_Do this:_ Transcribe exactly the lines from the one containing "Convert this screenshot" through the end of the data, both included. Leave out pictures.
'''
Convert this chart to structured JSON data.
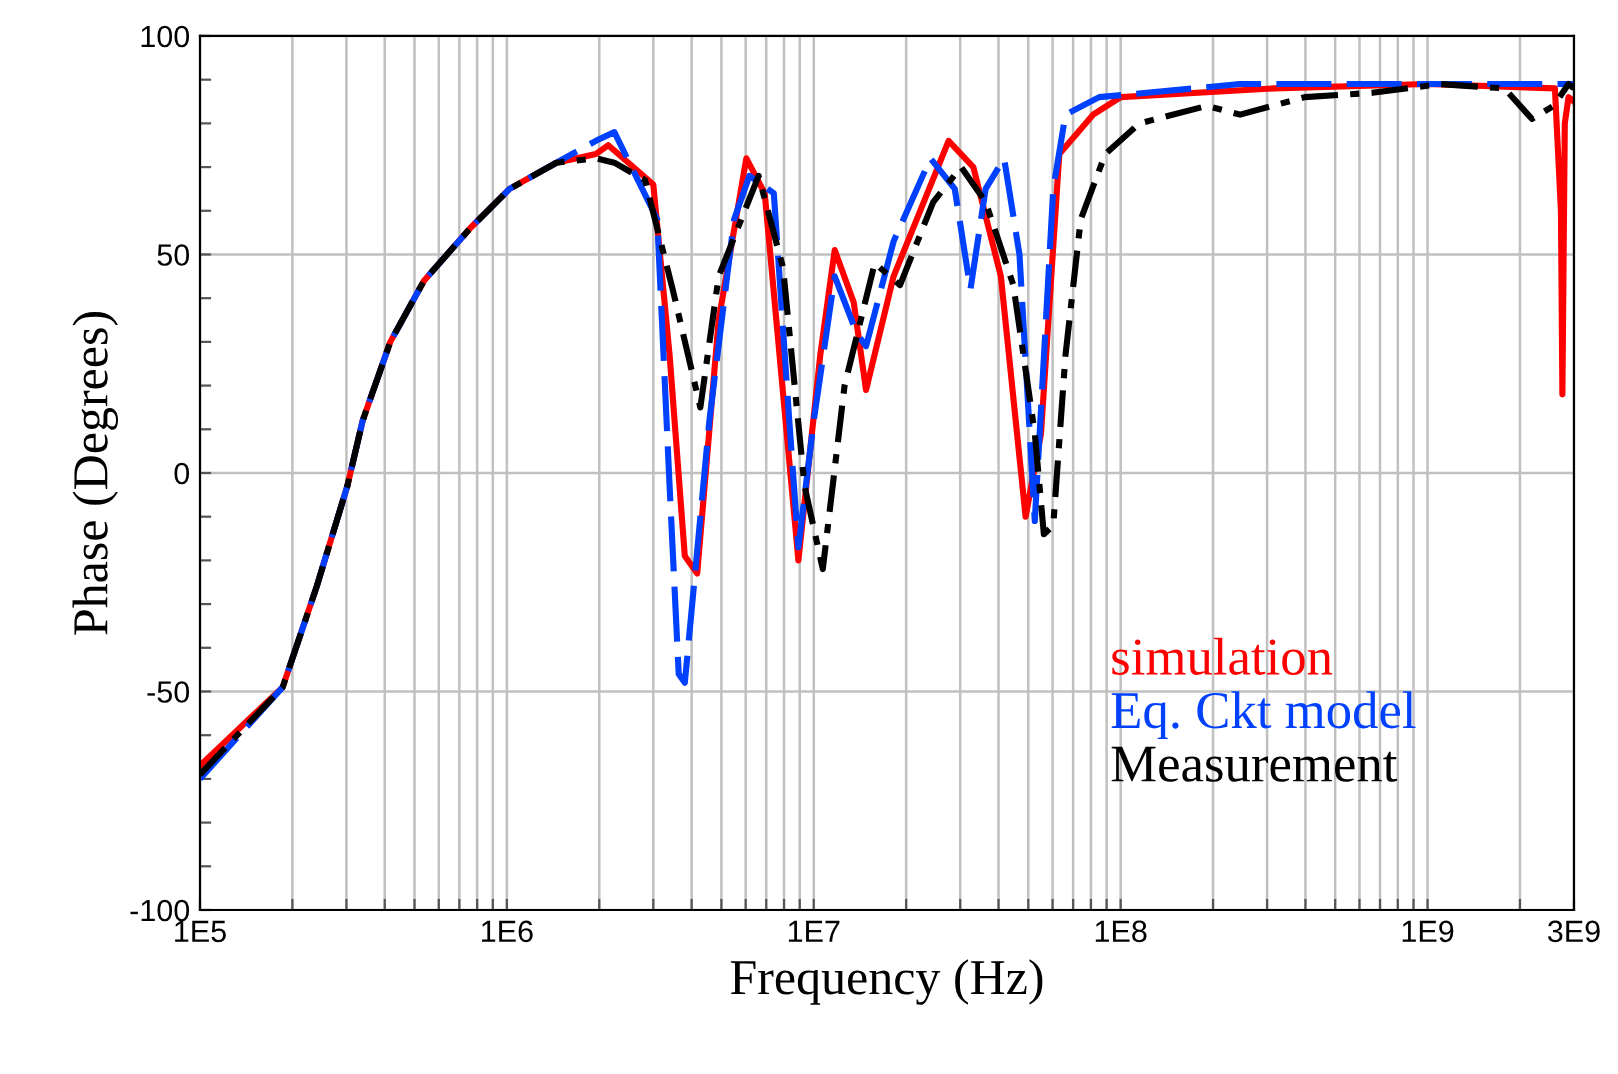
{
  "chart_data": {
    "type": "line",
    "xlabel": "Frequency (Hz)",
    "ylabel": "Phase (Degrees)",
    "log": "x",
    "xlim": [
      100000,
      3000000000
    ],
    "ylim": [
      -100,
      100
    ],
    "xticks": [
      {
        "value": 100000,
        "label": "1E5"
      },
      {
        "value": 200000,
        "label": null
      },
      {
        "value": 300000,
        "label": null
      },
      {
        "value": 400000,
        "label": null
      },
      {
        "value": 500000,
        "label": null
      },
      {
        "value": 600000,
        "label": null
      },
      {
        "value": 700000,
        "label": null
      },
      {
        "value": 800000,
        "label": null
      },
      {
        "value": 900000,
        "label": null
      },
      {
        "value": 1000000,
        "label": "1E6"
      },
      {
        "value": 2000000,
        "label": null
      },
      {
        "value": 3000000,
        "label": null
      },
      {
        "value": 4000000,
        "label": null
      },
      {
        "value": 5000000,
        "label": null
      },
      {
        "value": 6000000,
        "label": null
      },
      {
        "value": 7000000,
        "label": null
      },
      {
        "value": 8000000,
        "label": null
      },
      {
        "value": 9000000,
        "label": null
      },
      {
        "value": 10000000,
        "label": "1E7"
      },
      {
        "value": 20000000,
        "label": null
      },
      {
        "value": 30000000,
        "label": null
      },
      {
        "value": 40000000,
        "label": null
      },
      {
        "value": 50000000,
        "label": null
      },
      {
        "value": 60000000,
        "label": null
      },
      {
        "value": 70000000,
        "label": null
      },
      {
        "value": 80000000,
        "label": null
      },
      {
        "value": 90000000,
        "label": null
      },
      {
        "value": 100000000,
        "label": "1E8"
      },
      {
        "value": 200000000,
        "label": null
      },
      {
        "value": 300000000,
        "label": null
      },
      {
        "value": 400000000,
        "label": null
      },
      {
        "value": 500000000,
        "label": null
      },
      {
        "value": 600000000,
        "label": null
      },
      {
        "value": 700000000,
        "label": null
      },
      {
        "value": 800000000,
        "label": null
      },
      {
        "value": 900000000,
        "label": null
      },
      {
        "value": 1000000000,
        "label": "1E9"
      },
      {
        "value": 2000000000,
        "label": null
      },
      {
        "value": 3000000000,
        "label": "3E9"
      }
    ],
    "yticks": [
      -100,
      {
        "value": -90,
        "label": null
      },
      {
        "value": -80,
        "label": null
      },
      {
        "value": -70,
        "label": null
      },
      {
        "value": -60,
        "label": null
      },
      -50,
      {
        "value": -40,
        "label": null
      },
      {
        "value": -30,
        "label": null
      },
      {
        "value": -20,
        "label": null
      },
      {
        "value": -10,
        "label": null
      },
      0,
      {
        "value": 10,
        "label": null
      },
      {
        "value": 20,
        "label": null
      },
      {
        "value": 30,
        "label": null
      },
      {
        "value": 40,
        "label": null
      },
      50,
      {
        "value": 60,
        "label": null
      },
      {
        "value": 70,
        "label": null
      },
      {
        "value": 80,
        "label": null
      },
      {
        "value": 90,
        "label": null
      },
      100
    ],
    "grid": true,
    "legend": "bottom right",
    "marker": "none",
    "series": [
      {
        "name": "simulation",
        "color": "#ff0000",
        "line_style": "solid",
        "x": [
          100000,
          186000,
          240000,
          302000,
          339000,
          417000,
          537000,
          759000,
          1020000,
          1450000,
          1950000,
          2140000,
          3000000,
          3390000,
          3800000,
          4170000,
          4900000,
          6030000,
          6920000,
          8910000,
          10500000,
          11700000,
          13500000,
          14800000,
          18200000,
          27500000,
          33100000,
          40700000,
          49000000,
          55000000,
          63100000,
          81300000,
          100000000,
          316000000,
          1000000000,
          2600000000,
          2720000000,
          2750000000,
          2800000000,
          2880000000,
          3000000000
        ],
        "values": [
          -67,
          -49,
          -26,
          -3,
          12,
          30,
          44,
          56,
          65,
          71,
          73,
          75,
          66,
          27,
          -19,
          -23,
          35,
          72,
          64,
          -20,
          27,
          51,
          39,
          19,
          45,
          76,
          70,
          45,
          -10,
          9,
          73,
          82,
          86,
          88,
          89,
          88,
          60,
          18,
          80,
          86,
          85
        ]
      },
      {
        "name": "Eq. Ckt model",
        "color": "#0040ff",
        "line_style": "dashed",
        "x": [
          100000,
          186000,
          240000,
          302000,
          339000,
          417000,
          537000,
          759000,
          1020000,
          1450000,
          1950000,
          2240000,
          3090000,
          3390000,
          3630000,
          3800000,
          4570000,
          5500000,
          6170000,
          7410000,
          8320000,
          8910000,
          10000000,
          11700000,
          13800000,
          14800000,
          18200000,
          24000000,
          28800000,
          32400000,
          36300000,
          41700000,
          46800000,
          52500000,
          60300000,
          66100000,
          85100000,
          245000000,
          2690000000,
          3000000000
        ],
        "values": [
          -70,
          -49,
          -26,
          -3,
          12,
          30,
          44,
          56,
          65,
          71,
          76,
          78,
          58,
          -3,
          -46,
          -48,
          12,
          58,
          68,
          64,
          12,
          -17,
          12,
          45,
          32,
          29,
          53,
          72,
          65,
          42,
          65,
          72,
          50,
          -11,
          65,
          82,
          86,
          89,
          89,
          89
        ]
      },
      {
        "name": "Measurement",
        "color": "#000000",
        "line_style": "dashdot",
        "x": [
          100000,
          186000,
          240000,
          302000,
          339000,
          417000,
          537000,
          759000,
          1020000,
          1450000,
          1950000,
          2240000,
          2820000,
          3470000,
          4270000,
          4900000,
          6610000,
          7940000,
          9330000,
          10700000,
          12600000,
          15800000,
          19100000,
          24500000,
          30200000,
          36300000,
          44700000,
          52500000,
          56200000,
          60300000,
          66100000,
          74100000,
          89100000,
          115000000,
          191000000,
          245000000,
          398000000,
          661000000,
          1100000000,
          1780000000,
          2190000000,
          2570000000,
          2880000000,
          3000000000
        ],
        "values": [
          -69,
          -49,
          -26,
          -3,
          12,
          30,
          44,
          56,
          65,
          71,
          72,
          71,
          67,
          42,
          15,
          45,
          68,
          47,
          -3,
          -22,
          20,
          48,
          43,
          62,
          70,
          62,
          43,
          9,
          -14,
          -12,
          27,
          58,
          73,
          80,
          84,
          82,
          86,
          87,
          89,
          88,
          81,
          84,
          89,
          88
        ]
      }
    ]
  }
}
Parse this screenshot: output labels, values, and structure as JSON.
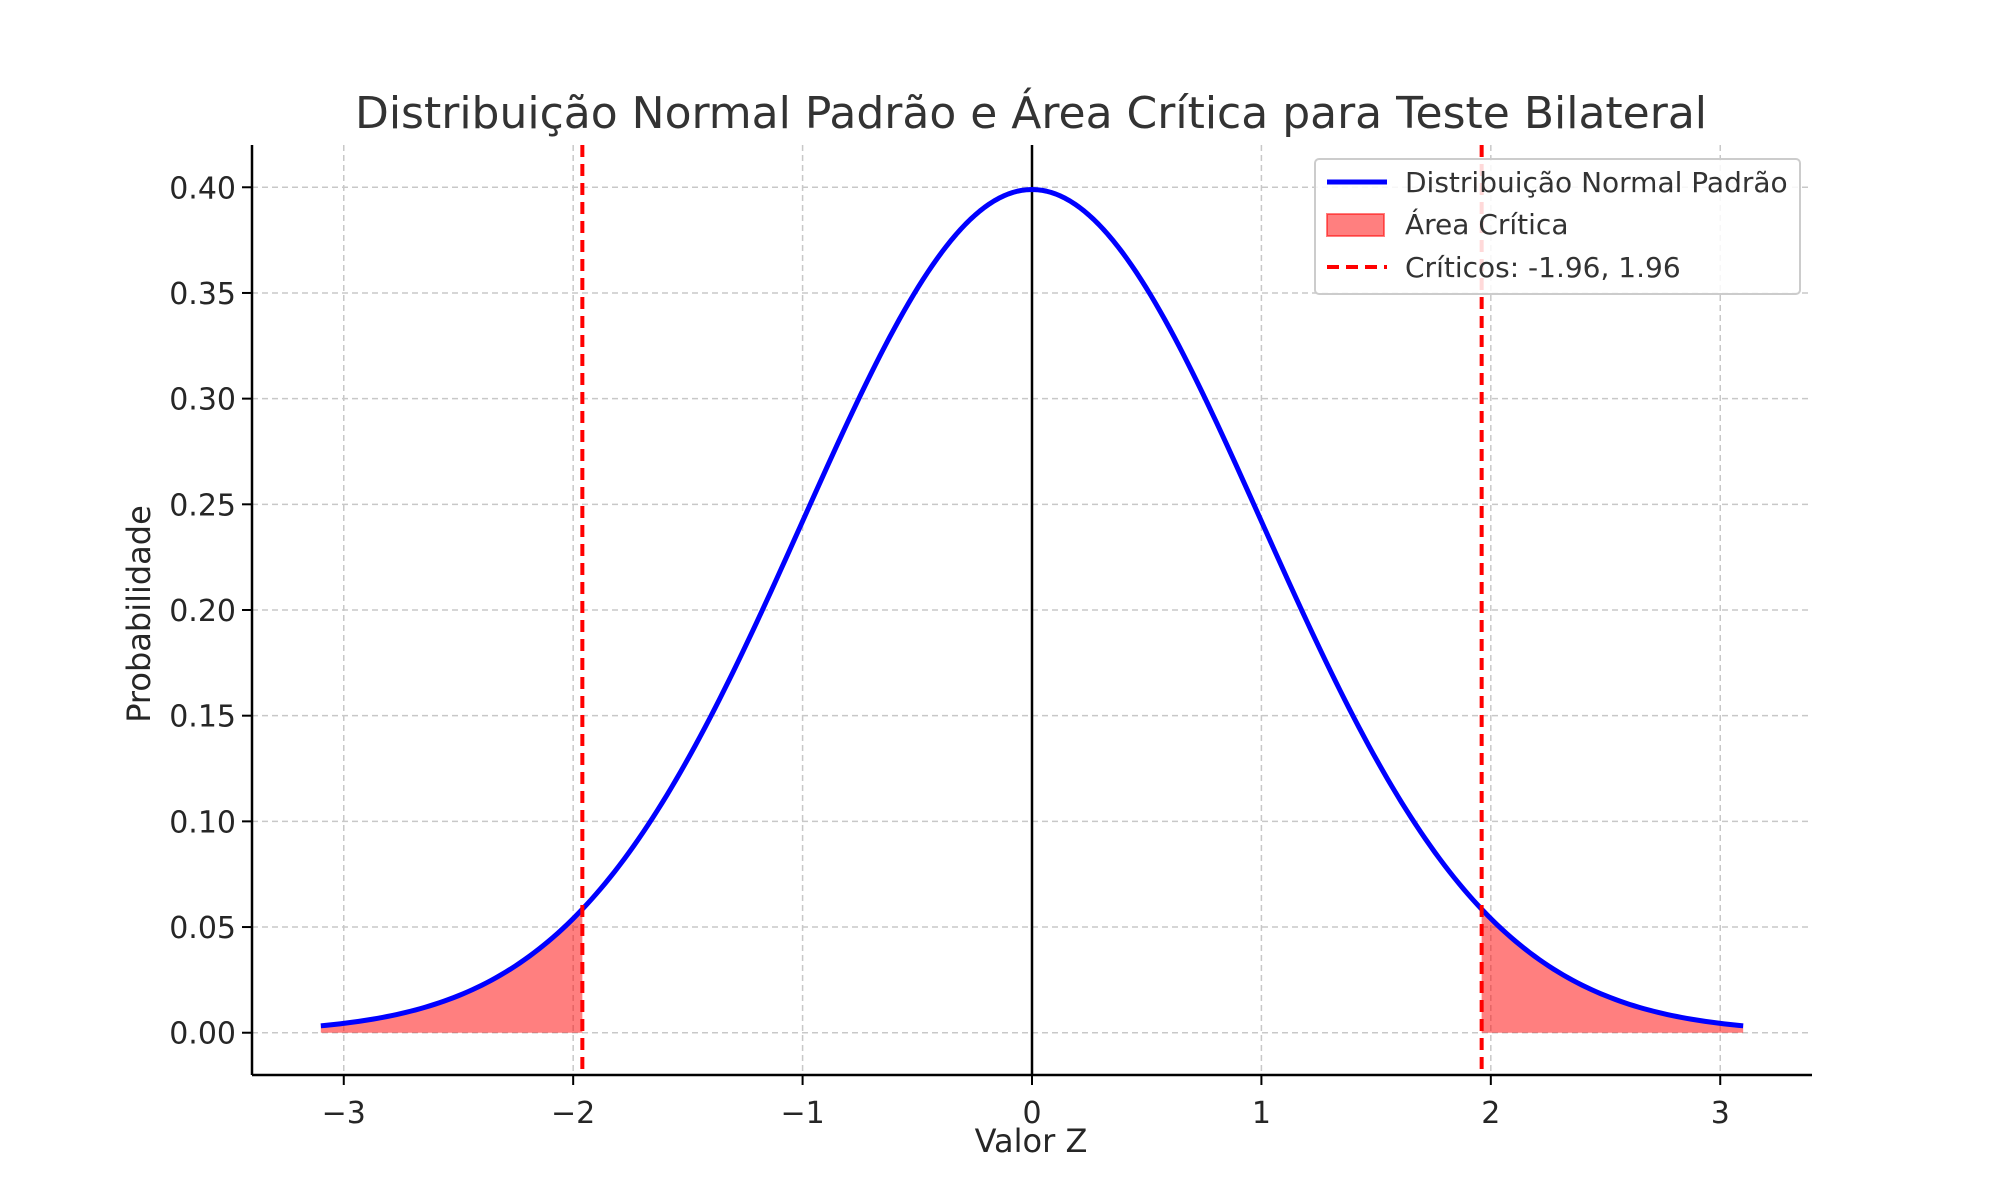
{
  "chart_data": {
    "type": "line",
    "title": "Distribuição Normal Padrão e Área Crítica para Teste Bilateral",
    "xlabel": "Valor Z",
    "ylabel": "Probabilidade",
    "xlim": [
      -3.4,
      3.4
    ],
    "ylim": [
      -0.02,
      0.42
    ],
    "xticks": [
      -3,
      -2,
      -1,
      0,
      1,
      2,
      3
    ],
    "xtick_labels": [
      "−3",
      "−2",
      "−1",
      "0",
      "1",
      "2",
      "3"
    ],
    "yticks": [
      0.0,
      0.05,
      0.1,
      0.15,
      0.2,
      0.25,
      0.3,
      0.35,
      0.4
    ],
    "ytick_labels": [
      "0.00",
      "0.05",
      "0.10",
      "0.15",
      "0.20",
      "0.25",
      "0.30",
      "0.35",
      "0.40"
    ],
    "grid": true,
    "grid_style": "dashed",
    "legend_position": "top-right",
    "series": [
      {
        "name": "Distribuição Normal Padrão",
        "kind": "line",
        "color": "#0000ff",
        "function": "standard_normal_pdf",
        "x_range": [
          -3.1,
          3.1
        ],
        "x": [
          -3.1,
          -3.0,
          -2.8,
          -2.6,
          -2.4,
          -2.2,
          -2.0,
          -1.96,
          -1.8,
          -1.6,
          -1.4,
          -1.2,
          -1.0,
          -0.8,
          -0.6,
          -0.4,
          -0.2,
          0.0,
          0.2,
          0.4,
          0.6,
          0.8,
          1.0,
          1.2,
          1.4,
          1.6,
          1.8,
          1.96,
          2.0,
          2.2,
          2.4,
          2.6,
          2.8,
          3.0,
          3.1
        ],
        "y": [
          0.0033,
          0.0044,
          0.0079,
          0.0136,
          0.0224,
          0.0355,
          0.054,
          0.0584,
          0.079,
          0.1109,
          0.1497,
          0.1942,
          0.242,
          0.2897,
          0.3332,
          0.3683,
          0.391,
          0.3989,
          0.391,
          0.3683,
          0.3332,
          0.2897,
          0.242,
          0.1942,
          0.1497,
          0.1109,
          0.079,
          0.0584,
          0.054,
          0.0355,
          0.0224,
          0.0136,
          0.0079,
          0.0044,
          0.0033
        ]
      },
      {
        "name": "Área Crítica",
        "kind": "area",
        "color": "#ff0000",
        "alpha": 0.5,
        "regions": [
          [
            -3.1,
            -1.96
          ],
          [
            1.96,
            3.1
          ]
        ]
      },
      {
        "name": "Críticos: -1.96, 1.96",
        "kind": "vline-dashed",
        "color": "#ff0000",
        "x": [
          -1.96,
          1.96
        ]
      }
    ],
    "reference_lines": [
      {
        "kind": "vline",
        "x": 0,
        "color": "#000000"
      }
    ]
  }
}
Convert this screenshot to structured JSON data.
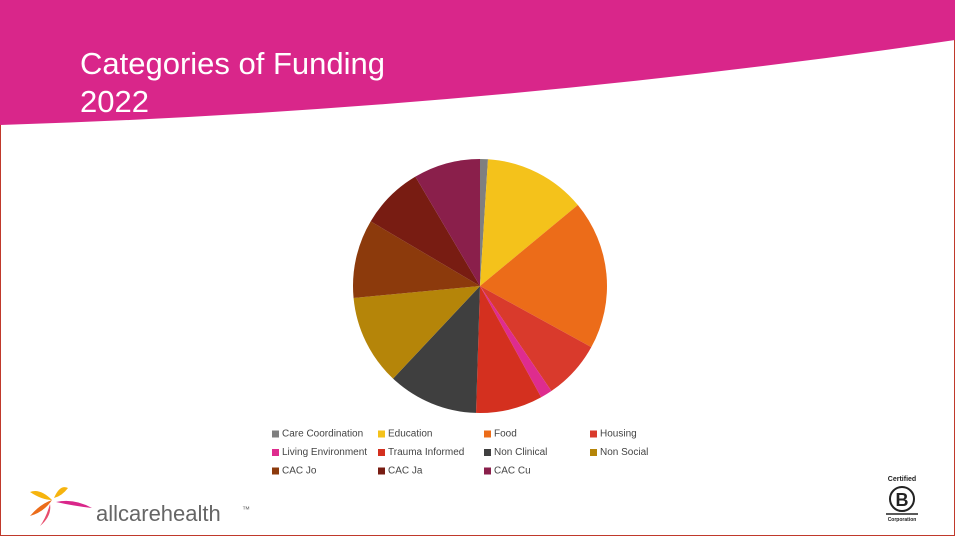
{
  "chart_data": {
    "type": "pie",
    "title": "Categories of Funding",
    "subtitle": "2022",
    "categories": [
      "Care Coordination",
      "Education",
      "Food",
      "Housing",
      "Living Environment",
      "Trauma Informed",
      "Non Clinical",
      "Non Social",
      "CAC Jo",
      "CAC Ja",
      "CAC Cu"
    ],
    "values": [
      1,
      13,
      19,
      7.5,
      1.5,
      8.5,
      11.5,
      11.5,
      10,
      8,
      8.5
    ],
    "colors": [
      "#7f7f7f",
      "#f4c21b",
      "#ec6c19",
      "#d93a2c",
      "#de2c8e",
      "#d4301f",
      "#3f3f3f",
      "#b58509",
      "#8c3a0c",
      "#781c12",
      "#8a1f4b"
    ]
  },
  "logo": {
    "brand": "allcarehealth",
    "trademark": "™"
  },
  "badge": {
    "top": "Certified",
    "letter": "B",
    "bottom": "Corporation"
  }
}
'''
_The output:_
Convert this screenshot to structured JSON data.
{
  "chart_data": {
    "type": "pie",
    "title": "Categories of Funding",
    "subtitle": "2022",
    "categories": [
      "Care Coordination",
      "Education",
      "Food",
      "Housing",
      "Living Environment",
      "Trauma Informed",
      "Non Clinical",
      "Non Social",
      "CAC Jo",
      "CAC Ja",
      "CAC Cu"
    ],
    "values": [
      1,
      13,
      19,
      7.5,
      1.5,
      8.5,
      11.5,
      11.5,
      10,
      8,
      8.5
    ],
    "colors": [
      "#7f7f7f",
      "#f4c21b",
      "#ec6c19",
      "#d93a2c",
      "#de2c8e",
      "#d4301f",
      "#3f3f3f",
      "#b58509",
      "#8c3a0c",
      "#781c12",
      "#8a1f4b"
    ]
  },
  "logo": {
    "brand": "allcarehealth",
    "trademark": "™"
  },
  "badge": {
    "top": "Certified",
    "letter": "B",
    "bottom": "Corporation"
  }
}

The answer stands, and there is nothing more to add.